Exercise description:
Write out all the data again, exactly as it stands.

---------- Data listing ----------

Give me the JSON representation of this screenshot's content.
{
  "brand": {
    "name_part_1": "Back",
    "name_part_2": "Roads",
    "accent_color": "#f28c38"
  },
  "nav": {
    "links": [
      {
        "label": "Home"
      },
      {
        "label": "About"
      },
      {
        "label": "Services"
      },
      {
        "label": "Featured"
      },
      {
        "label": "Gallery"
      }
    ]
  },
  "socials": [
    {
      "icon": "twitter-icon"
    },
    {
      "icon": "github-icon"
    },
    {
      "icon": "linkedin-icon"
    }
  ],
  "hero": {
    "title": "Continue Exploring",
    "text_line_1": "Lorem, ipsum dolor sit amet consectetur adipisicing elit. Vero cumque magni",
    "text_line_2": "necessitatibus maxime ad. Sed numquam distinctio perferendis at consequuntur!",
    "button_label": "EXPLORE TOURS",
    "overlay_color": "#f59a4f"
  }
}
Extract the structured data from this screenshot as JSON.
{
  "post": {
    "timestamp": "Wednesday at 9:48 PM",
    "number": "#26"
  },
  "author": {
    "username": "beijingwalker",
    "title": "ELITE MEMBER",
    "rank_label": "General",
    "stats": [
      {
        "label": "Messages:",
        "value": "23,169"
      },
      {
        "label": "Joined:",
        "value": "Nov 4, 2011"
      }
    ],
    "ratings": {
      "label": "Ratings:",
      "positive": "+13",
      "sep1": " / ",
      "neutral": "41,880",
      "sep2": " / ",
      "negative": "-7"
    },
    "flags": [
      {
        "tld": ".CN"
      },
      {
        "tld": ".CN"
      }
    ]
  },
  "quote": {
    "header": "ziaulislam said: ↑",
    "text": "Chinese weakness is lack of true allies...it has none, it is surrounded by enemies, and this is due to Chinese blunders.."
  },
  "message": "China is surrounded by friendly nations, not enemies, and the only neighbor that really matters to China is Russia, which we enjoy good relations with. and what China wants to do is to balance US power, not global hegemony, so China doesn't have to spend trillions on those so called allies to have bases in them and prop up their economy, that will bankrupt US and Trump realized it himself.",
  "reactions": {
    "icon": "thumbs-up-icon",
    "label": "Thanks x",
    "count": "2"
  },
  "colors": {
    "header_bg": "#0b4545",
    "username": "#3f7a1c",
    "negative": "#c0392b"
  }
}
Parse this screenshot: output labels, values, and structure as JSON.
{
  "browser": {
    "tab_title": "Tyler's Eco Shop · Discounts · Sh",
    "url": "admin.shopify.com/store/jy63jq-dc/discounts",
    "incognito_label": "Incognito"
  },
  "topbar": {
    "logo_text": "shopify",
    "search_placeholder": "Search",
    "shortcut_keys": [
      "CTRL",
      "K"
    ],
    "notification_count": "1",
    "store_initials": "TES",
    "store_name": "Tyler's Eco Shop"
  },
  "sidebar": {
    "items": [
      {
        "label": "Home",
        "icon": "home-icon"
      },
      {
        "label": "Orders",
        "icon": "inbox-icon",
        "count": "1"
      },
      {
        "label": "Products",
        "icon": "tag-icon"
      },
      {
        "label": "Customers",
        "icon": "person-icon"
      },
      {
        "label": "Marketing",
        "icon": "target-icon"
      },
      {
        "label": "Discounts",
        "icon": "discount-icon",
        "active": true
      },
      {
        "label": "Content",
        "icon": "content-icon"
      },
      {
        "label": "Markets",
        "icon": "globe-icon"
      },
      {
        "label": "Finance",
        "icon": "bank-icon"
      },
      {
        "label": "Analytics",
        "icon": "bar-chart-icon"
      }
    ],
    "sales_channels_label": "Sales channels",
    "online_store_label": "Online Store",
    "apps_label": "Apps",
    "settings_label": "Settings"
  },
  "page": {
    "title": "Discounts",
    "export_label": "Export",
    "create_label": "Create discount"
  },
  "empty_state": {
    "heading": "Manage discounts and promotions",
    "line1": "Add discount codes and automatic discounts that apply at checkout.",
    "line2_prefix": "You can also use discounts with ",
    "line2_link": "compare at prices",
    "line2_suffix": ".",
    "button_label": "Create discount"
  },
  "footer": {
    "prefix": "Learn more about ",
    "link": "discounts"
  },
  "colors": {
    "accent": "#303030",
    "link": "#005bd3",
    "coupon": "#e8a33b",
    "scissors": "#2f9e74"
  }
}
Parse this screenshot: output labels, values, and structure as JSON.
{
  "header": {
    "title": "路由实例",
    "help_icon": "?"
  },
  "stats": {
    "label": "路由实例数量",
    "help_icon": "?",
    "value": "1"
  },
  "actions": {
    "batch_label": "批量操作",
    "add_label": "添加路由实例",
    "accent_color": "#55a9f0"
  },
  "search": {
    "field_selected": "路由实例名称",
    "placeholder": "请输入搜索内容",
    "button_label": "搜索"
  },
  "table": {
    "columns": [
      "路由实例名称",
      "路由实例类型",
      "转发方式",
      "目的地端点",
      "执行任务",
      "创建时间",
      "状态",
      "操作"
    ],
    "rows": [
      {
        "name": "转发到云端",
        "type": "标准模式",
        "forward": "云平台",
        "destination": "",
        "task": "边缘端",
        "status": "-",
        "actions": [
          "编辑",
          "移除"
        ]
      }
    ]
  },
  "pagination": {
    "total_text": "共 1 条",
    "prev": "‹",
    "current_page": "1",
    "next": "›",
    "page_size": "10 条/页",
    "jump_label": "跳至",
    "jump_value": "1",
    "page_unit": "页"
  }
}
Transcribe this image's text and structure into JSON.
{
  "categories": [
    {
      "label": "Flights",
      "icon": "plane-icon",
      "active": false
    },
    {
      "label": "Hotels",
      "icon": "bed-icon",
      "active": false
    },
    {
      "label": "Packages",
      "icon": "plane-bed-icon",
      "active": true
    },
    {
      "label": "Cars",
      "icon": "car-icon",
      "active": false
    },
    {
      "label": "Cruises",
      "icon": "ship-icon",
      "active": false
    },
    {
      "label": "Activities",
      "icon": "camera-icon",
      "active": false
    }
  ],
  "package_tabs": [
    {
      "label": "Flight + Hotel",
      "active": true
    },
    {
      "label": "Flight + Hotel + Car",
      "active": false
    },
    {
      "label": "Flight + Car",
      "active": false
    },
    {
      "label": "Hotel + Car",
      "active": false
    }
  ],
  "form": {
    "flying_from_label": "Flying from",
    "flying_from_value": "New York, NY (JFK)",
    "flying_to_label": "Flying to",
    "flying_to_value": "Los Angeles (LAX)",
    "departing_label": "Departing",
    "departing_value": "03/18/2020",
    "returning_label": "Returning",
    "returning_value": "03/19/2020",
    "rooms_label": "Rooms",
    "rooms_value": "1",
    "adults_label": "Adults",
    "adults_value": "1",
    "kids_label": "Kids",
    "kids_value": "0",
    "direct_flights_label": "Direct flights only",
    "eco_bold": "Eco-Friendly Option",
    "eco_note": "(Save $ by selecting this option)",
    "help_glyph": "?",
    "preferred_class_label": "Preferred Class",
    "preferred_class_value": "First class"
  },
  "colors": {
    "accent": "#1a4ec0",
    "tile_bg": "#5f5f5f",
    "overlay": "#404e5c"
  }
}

----------

Answer to this problem:
Give me the JSON representation of this screenshot's content.
{
  "brand": {
    "name_part_1": "Back",
    "name_part_2": "Roads",
    "accent_color": "#f28c38"
  },
  "nav": {
    "links": [
      {
        "label": "Home"
      },
      {
        "label": "About"
      },
      {
        "label": "Services"
      },
      {
        "label": "Featured"
      },
      {
        "label": "Gallery"
      }
    ]
  },
  "socials": [
    {
      "icon": "twitter-icon"
    },
    {
      "icon": "github-icon"
    },
    {
      "icon": "linkedin-icon"
    }
  ],
  "hero": {
    "title": "Continue Exploring",
    "text_line_1": "Lorem, ipsum dolor sit amet consectetur adipisicing elit. Vero cumque magni",
    "text_line_2": "necessitatibus maxime ad. Sed numquam distinctio perferendis at consequuntur!",
    "button_label": "EXPLORE TOURS",
    "overlay_color": "#f59a4f"
  }
}
Extract the structured data from this screenshot as JSON.
{
  "post": {
    "timestamp": "Wednesday at 9:48 PM",
    "number": "#26"
  },
  "author": {
    "username": "beijingwalker",
    "title": "ELITE MEMBER",
    "rank_label": "General",
    "stats": [
      {
        "label": "Messages:",
        "value": "23,169"
      },
      {
        "label": "Joined:",
        "value": "Nov 4, 2011"
      }
    ],
    "ratings": {
      "label": "Ratings:",
      "positive": "+13",
      "sep1": " / ",
      "neutral": "41,880",
      "sep2": " / ",
      "negative": "-7"
    },
    "flags": [
      {
        "tld": ".CN"
      },
      {
        "tld": ".CN"
      }
    ]
  },
  "quote": {
    "header": "ziaulislam said: ↑",
    "text": "Chinese weakness is lack of true allies...it has none, it is surrounded by enemies, and this is due to Chinese blunders.."
  },
  "message": "China is surrounded by friendly nations, not enemies, and the only neighbor that really matters to China is Russia, which we enjoy good relations with. and what China wants to do is to balance US power, not global hegemony, so China doesn't have to spend trillions on those so called allies to have bases in them and prop up their economy, that will bankrupt US and Trump realized it himself.",
  "reactions": {
    "icon": "thumbs-up-icon",
    "label": "Thanks x",
    "count": "2"
  },
  "colors": {
    "header_bg": "#0b4545",
    "username": "#3f7a1c",
    "negative": "#c0392b"
  }
}
Parse this screenshot: output labels, values, and structure as JSON.
{
  "browser": {
    "tab_title": "Tyler's Eco Shop · Discounts · Sh",
    "url": "admin.shopify.com/store/jy63jq-dc/discounts",
    "incognito_label": "Incognito"
  },
  "topbar": {
    "logo_text": "shopify",
    "search_placeholder": "Search",
    "shortcut_keys": [
      "CTRL",
      "K"
    ],
    "notification_count": "1",
    "store_initials": "TES",
    "store_name": "Tyler's Eco Shop"
  },
  "sidebar": {
    "items": [
      {
        "label": "Home",
        "icon": "home-icon"
      },
      {
        "label": "Orders",
        "icon": "inbox-icon",
        "count": "1"
      },
      {
        "label": "Products",
        "icon": "tag-icon"
      },
      {
        "label": "Customers",
        "icon": "person-icon"
      },
      {
        "label": "Marketing",
        "icon": "target-icon"
      },
      {
        "label": "Discounts",
        "icon": "discount-icon",
        "active": true
      },
      {
        "label": "Content",
        "icon": "content-icon"
      },
      {
        "label": "Markets",
        "icon": "globe-icon"
      },
      {
        "label": "Finance",
        "icon": "bank-icon"
      },
      {
        "label": "Analytics",
        "icon": "bar-chart-icon"
      }
    ],
    "sales_channels_label": "Sales channels",
    "online_store_label": "Online Store",
    "apps_label": "Apps",
    "settings_label": "Settings"
  },
  "page": {
    "title": "Discounts",
    "export_label": "Export",
    "create_label": "Create discount"
  },
  "empty_state": {
    "heading": "Manage discounts and promotions",
    "line1": "Add discount codes and automatic discounts that apply at checkout.",
    "line2_prefix": "You can also use discounts with ",
    "line2_link": "compare at prices",
    "line2_suffix": ".",
    "button_label": "Create discount"
  },
  "footer": {
    "prefix": "Learn more about ",
    "link": "discounts"
  },
  "colors": {
    "accent": "#303030",
    "link": "#005bd3",
    "coupon": "#e8a33b",
    "scissors": "#2f9e74"
  }
}
Parse this screenshot: output labels, values, and structure as JSON.
{
  "header": {
    "title": "路由实例",
    "help_icon": "?"
  },
  "stats": {
    "label": "路由实例数量",
    "help_icon": "?",
    "value": "1"
  },
  "actions": {
    "batch_label": "批量操作",
    "add_label": "添加路由实例",
    "accent_color": "#55a9f0"
  },
  "search": {
    "field_selected": "路由实例名称",
    "placeholder": "请输入搜索内容",
    "button_label": "搜索"
  },
  "table": {
    "columns": [
      "路由实例名称",
      "路由实例类型",
      "转发方式",
      "目的地端点",
      "执行任务",
      "创建时间",
      "状态",
      "操作"
    ],
    "rows": [
      {
        "name": "转发到云端",
        "type": "标准模式",
        "forward": "云平台",
        "destination": "",
        "task": "边缘端",
        "status": "-",
        "actions": [
          "编辑",
          "移除"
        ]
      }
    ]
  },
  "pagination": {
    "total_text": "共 1 条",
    "prev": "‹",
    "current_page": "1",
    "next": "›",
    "page_size": "10 条/页",
    "jump_label": "跳至",
    "jump_value": "1",
    "page_unit": "页"
  }
}
Transcribe this image's text and structure into JSON.
{
  "categories": [
    {
      "label": "Flights",
      "icon": "plane-icon",
      "active": false
    },
    {
      "label": "Hotels",
      "icon": "bed-icon",
      "active": false
    },
    {
      "label": "Packages",
      "icon": "plane-bed-icon",
      "active": true
    },
    {
      "label": "Cars",
      "icon": "car-icon",
      "active": false
    },
    {
      "label": "Cruises",
      "icon": "ship-icon",
      "active": false
    },
    {
      "label": "Activities",
      "icon": "camera-icon",
      "active": false
    }
  ],
  "package_tabs": [
    {
      "label": "Flight + Hotel",
      "active": true
    },
    {
      "label": "Flight + Hotel + Car",
      "active": false
    },
    {
      "label": "Flight + Car",
      "active": false
    },
    {
      "label": "Hotel + Car",
      "active": false
    }
  ],
  "form": {
    "flying_from_label": "Flying from",
    "flying_from_value": "New York, NY (JFK)",
    "flying_to_label": "Flying to",
    "flying_to_value": "Los Angeles (LAX)",
    "departing_label": "Departing",
    "departing_value": "03/18/2020",
    "returning_label": "Returning",
    "returning_value": "03/19/2020",
    "rooms_label": "Rooms",
    "rooms_value": "1",
    "adults_label": "Adults",
    "adults_value": "1",
    "kids_label": "Kids",
    "kids_value": "0",
    "direct_flights_label": "Direct flights only",
    "eco_bold": "Eco-Friendly Option",
    "eco_note": "(Save $ by selecting this option)",
    "help_glyph": "?",
    "preferred_class_label": "Preferred Class",
    "preferred_class_value": "First class"
  },
  "colors": {
    "accent": "#1a4ec0",
    "tile_bg": "#5f5f5f",
    "overlay": "#404e5c"
  }
}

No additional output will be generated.